#### The records ####

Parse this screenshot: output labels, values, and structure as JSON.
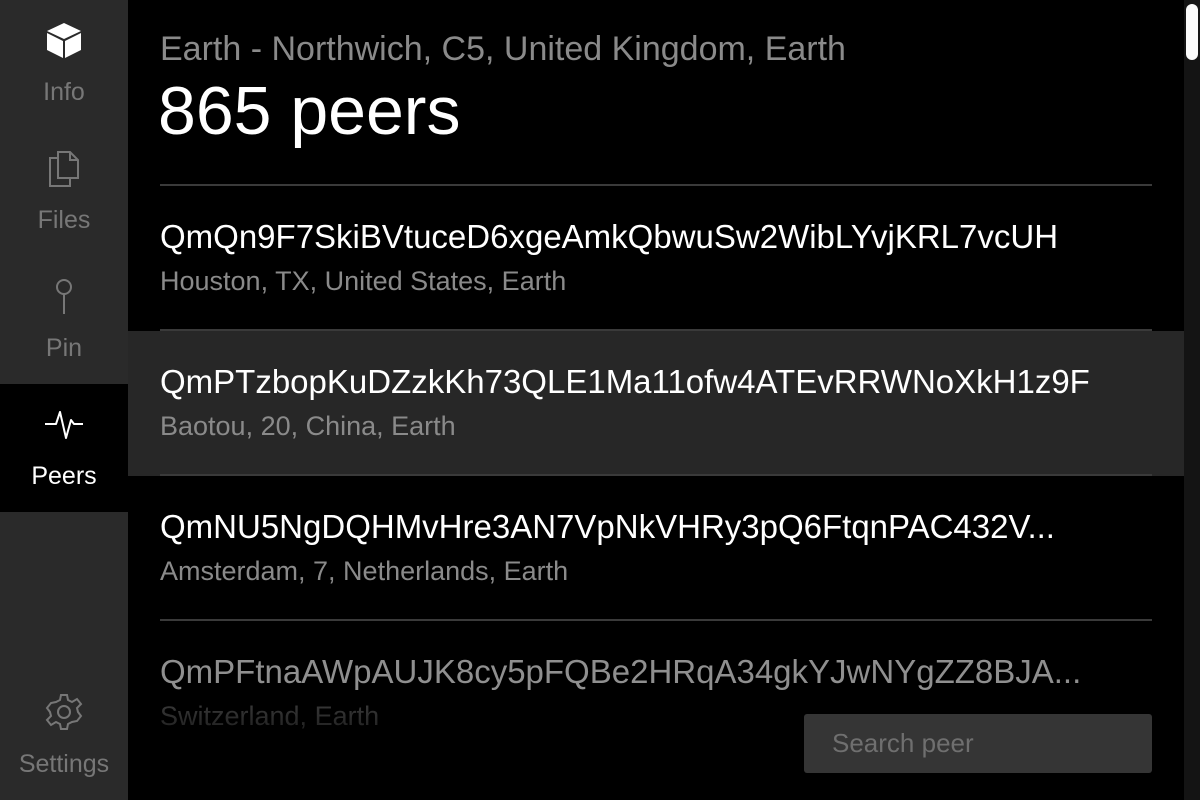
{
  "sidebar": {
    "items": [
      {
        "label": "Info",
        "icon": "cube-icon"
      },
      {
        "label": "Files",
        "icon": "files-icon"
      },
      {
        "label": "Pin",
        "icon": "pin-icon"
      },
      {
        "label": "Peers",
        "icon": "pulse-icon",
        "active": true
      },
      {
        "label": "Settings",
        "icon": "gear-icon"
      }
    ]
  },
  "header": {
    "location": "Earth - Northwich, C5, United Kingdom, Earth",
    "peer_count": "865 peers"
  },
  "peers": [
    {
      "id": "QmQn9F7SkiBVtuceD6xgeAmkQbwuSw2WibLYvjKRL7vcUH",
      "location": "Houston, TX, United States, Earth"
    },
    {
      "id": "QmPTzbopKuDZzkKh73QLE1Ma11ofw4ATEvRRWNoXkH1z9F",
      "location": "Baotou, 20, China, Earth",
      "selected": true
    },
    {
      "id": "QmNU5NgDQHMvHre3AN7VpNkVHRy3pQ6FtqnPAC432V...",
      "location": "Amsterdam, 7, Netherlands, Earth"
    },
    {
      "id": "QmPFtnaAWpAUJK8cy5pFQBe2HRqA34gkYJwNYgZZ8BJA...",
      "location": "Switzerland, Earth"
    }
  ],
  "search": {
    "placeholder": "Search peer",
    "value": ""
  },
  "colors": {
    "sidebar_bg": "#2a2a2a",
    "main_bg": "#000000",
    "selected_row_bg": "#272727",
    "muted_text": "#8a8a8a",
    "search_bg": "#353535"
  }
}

####

## Stated exercise
Search the entries for the word "Earth", then list each line that holds it.

## Complete output
    "location": "Earth - Northwich, C5, United Kingdom, Earth",
      "location": "Houston, TX, United States, Earth"
      "location": "Baotou, 20, China, Earth",
      "location": "Amsterdam, 7, Netherlands, Earth"
      "location": "Switzerland, Earth"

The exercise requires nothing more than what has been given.